Work out how many lines in the entries below contain the string "הפרויקט". Reply with that figure alone.
*** Opening of DATA TO EXAMINE ***
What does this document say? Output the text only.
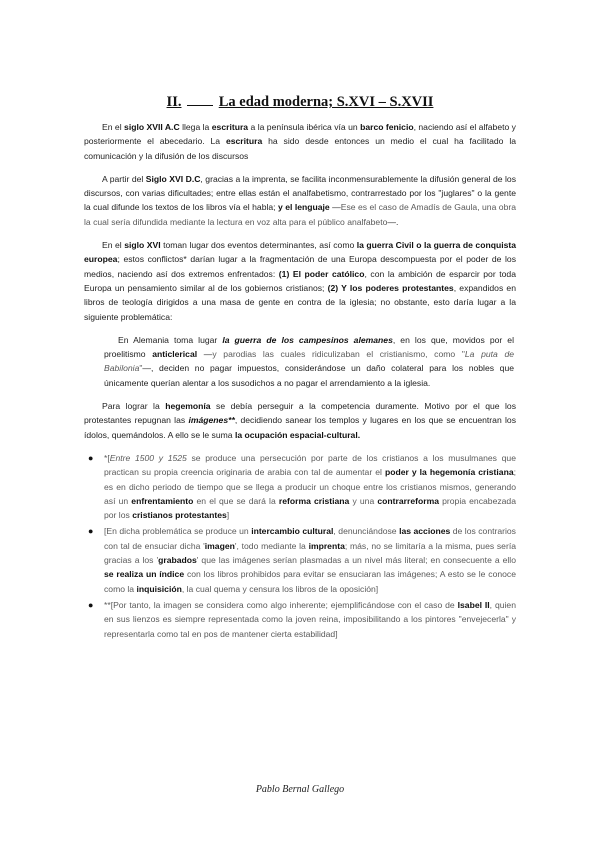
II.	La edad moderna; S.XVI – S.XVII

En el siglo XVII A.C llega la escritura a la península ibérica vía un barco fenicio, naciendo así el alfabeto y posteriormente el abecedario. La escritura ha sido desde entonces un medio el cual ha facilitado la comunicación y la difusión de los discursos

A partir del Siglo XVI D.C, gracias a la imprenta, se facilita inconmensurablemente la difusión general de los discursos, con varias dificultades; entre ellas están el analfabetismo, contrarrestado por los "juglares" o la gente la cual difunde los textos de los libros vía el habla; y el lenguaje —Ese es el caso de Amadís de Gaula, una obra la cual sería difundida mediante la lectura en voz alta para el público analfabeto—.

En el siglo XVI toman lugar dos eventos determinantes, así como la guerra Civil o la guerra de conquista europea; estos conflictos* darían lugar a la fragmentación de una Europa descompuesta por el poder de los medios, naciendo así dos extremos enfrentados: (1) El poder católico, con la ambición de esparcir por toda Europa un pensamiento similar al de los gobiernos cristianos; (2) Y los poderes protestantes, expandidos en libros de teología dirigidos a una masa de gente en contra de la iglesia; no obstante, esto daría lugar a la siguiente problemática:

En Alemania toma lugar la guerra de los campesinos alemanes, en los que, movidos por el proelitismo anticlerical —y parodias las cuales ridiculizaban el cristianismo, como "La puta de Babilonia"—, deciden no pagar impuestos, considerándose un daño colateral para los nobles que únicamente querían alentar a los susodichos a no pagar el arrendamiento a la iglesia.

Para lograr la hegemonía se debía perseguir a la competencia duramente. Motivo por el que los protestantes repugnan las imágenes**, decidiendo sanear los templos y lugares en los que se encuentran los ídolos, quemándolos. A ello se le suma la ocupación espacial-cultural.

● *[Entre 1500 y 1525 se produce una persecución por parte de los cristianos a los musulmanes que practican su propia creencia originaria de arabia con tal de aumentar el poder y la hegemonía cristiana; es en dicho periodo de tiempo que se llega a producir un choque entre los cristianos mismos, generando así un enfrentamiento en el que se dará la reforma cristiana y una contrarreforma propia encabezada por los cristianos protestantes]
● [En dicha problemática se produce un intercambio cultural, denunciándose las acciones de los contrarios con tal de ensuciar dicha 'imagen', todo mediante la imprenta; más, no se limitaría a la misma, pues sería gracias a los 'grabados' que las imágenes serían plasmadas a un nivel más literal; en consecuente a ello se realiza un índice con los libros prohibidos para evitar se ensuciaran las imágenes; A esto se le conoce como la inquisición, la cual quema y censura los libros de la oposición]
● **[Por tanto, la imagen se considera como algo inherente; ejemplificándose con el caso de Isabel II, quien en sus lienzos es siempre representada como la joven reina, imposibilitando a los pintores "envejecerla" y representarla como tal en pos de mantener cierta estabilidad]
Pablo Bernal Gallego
*** Close of DATA TO EXAMINE ***
*** Opening of DATA TO EXAMINE ***
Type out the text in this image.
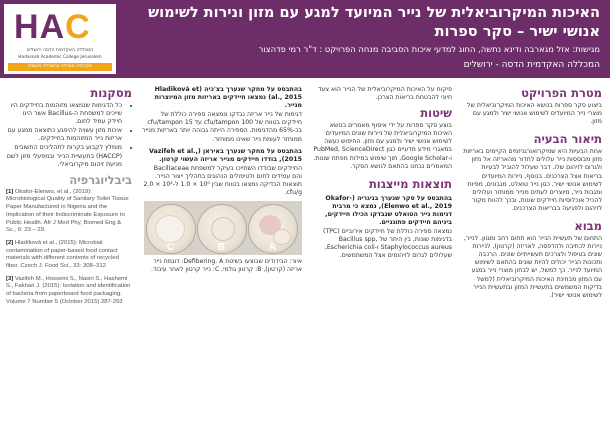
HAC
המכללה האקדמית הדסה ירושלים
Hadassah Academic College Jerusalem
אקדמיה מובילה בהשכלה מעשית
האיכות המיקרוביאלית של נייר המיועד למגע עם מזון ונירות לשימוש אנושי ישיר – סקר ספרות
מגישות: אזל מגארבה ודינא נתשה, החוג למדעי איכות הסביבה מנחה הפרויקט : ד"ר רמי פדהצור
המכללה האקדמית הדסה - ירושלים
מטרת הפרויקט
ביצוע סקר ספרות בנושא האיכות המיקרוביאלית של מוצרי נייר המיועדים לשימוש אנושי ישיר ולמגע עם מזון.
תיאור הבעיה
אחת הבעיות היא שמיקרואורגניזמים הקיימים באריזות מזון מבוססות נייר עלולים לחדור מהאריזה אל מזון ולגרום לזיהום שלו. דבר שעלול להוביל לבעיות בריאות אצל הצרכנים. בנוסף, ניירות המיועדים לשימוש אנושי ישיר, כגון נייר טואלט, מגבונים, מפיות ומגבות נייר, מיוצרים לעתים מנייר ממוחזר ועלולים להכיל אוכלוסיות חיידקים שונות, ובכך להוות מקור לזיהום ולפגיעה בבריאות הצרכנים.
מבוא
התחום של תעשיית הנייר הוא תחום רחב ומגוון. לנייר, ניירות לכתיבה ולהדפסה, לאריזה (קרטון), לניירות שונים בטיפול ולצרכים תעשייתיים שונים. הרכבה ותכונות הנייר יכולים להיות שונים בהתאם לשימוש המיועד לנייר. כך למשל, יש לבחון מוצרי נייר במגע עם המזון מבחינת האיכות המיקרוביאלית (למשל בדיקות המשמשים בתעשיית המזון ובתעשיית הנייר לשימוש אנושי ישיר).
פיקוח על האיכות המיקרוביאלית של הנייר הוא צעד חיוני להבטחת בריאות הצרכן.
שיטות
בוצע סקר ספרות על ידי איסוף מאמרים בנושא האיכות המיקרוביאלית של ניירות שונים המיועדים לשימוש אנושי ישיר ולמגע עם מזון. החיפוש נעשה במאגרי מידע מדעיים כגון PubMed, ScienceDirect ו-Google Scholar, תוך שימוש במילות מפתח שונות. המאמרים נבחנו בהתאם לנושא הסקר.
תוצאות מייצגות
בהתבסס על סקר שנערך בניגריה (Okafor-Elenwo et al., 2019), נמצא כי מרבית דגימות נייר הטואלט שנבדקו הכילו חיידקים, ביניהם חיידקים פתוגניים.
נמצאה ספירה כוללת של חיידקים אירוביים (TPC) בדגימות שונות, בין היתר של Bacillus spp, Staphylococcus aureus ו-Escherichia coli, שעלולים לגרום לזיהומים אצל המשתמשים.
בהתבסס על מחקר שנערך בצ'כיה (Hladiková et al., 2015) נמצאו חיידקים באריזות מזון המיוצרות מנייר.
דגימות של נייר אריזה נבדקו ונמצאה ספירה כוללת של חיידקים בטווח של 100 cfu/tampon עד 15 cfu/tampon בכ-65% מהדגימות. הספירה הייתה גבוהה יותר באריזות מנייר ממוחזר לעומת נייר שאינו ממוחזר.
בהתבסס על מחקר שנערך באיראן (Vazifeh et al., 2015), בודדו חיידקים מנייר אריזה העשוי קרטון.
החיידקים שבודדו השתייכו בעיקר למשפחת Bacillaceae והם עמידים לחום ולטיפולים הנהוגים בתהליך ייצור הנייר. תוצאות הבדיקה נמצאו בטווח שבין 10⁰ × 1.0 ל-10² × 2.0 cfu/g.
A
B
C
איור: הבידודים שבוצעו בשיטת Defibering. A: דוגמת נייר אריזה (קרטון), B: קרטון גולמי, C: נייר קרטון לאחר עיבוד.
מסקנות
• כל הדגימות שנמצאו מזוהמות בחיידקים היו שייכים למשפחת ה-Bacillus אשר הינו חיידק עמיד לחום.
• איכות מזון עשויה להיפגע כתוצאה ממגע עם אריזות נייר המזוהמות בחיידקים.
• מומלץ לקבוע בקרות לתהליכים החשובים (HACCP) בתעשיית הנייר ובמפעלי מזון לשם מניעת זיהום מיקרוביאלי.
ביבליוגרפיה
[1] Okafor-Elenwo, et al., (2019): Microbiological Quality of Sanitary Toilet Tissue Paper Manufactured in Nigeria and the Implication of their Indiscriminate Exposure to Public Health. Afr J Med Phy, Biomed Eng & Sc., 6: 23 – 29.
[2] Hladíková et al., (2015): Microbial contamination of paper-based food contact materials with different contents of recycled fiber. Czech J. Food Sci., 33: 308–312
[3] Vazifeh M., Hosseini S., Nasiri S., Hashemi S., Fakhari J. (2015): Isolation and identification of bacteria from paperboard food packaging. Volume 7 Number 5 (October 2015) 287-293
*** Close of DATA TO EXAMINE ***
SOLUTION FOR THIS EXERCISE:
2